**DESCRIPTION OF THE TASK:** Print all entries precisely as they are written.

**ITEMS:**
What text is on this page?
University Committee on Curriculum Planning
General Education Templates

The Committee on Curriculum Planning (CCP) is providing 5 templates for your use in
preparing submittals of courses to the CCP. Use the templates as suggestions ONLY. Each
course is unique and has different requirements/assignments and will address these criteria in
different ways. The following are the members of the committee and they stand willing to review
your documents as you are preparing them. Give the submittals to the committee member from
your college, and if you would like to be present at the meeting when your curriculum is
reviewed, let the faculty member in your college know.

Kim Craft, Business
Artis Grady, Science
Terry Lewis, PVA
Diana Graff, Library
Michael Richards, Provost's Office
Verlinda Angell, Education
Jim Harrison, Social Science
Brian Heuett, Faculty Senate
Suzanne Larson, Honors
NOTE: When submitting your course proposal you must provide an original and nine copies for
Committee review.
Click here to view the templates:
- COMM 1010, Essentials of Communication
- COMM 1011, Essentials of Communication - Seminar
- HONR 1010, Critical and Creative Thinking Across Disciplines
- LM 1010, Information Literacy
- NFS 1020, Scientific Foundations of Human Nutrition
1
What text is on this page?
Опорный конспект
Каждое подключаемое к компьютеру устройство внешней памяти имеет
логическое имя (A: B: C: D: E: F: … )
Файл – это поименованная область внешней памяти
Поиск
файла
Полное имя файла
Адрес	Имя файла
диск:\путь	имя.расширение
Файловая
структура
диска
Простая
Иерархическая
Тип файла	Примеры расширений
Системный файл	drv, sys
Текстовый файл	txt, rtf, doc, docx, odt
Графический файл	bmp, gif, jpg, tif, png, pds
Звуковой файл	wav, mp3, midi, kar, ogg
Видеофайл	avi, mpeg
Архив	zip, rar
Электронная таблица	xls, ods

**TASK OUTPUT:**
What text is on this page?
University Committee on Curriculum Planning
General Education Templates

The Committee on Curriculum Planning (CCP) is providing 5 templates for your use in
preparing submittals of courses to the CCP. Use the templates as suggestions ONLY. Each
course is unique and has different requirements/assignments and will address these criteria in
different ways. The following are the members of the committee and they stand willing to review
your documents as you are preparing them. Give the submittals to the committee member from
your college, and if you would like to be present at the meeting when your curriculum is
reviewed, let the faculty member in your college know.

Kim Craft, Business
Artis Grady, Science
Terry Lewis, PVA
Diana Graff, Library
Michael Richards, Provost's Office
Verlinda Angell, Education
Jim Harrison, Social Science
Brian Heuett, Faculty Senate
Suzanne Larson, Honors
NOTE: When submitting your course proposal you must provide an original and nine copies for
Committee review.
Click here to view the templates:
- COMM 1010, Essentials of Communication
- COMM 1011, Essentials of Communication - Seminar
- HONR 1010, Critical and Creative Thinking Across Disciplines
- LM 1010, Information Literacy
- NFS 1020, Scientific Foundations of Human Nutrition
1
What text is on this page?
Опорный конспект
Каждое подключаемое к компьютеру устройство внешней памяти имеет
логическое имя (A: B: C: D: E: F: … )
Файл – это поименованная область внешней памяти
Поиск
файла
Полное имя файла
Адрес	Имя файла
диск:\путь	имя.расширение
Файловая
структура
диска
Простая
Иерархическая
Тип файла	Примеры расширений
Системный файл	drv, sys
Текстовый файл	txt, rtf, doc, docx, odt
Графический файл	bmp, gif, jpg, tif, png, pds
Звуковой файл	wav, mp3, midi, kar, ogg
Видеофайл	avi, mpeg
Архив	zip, rar
Электронная таблица	xls, ods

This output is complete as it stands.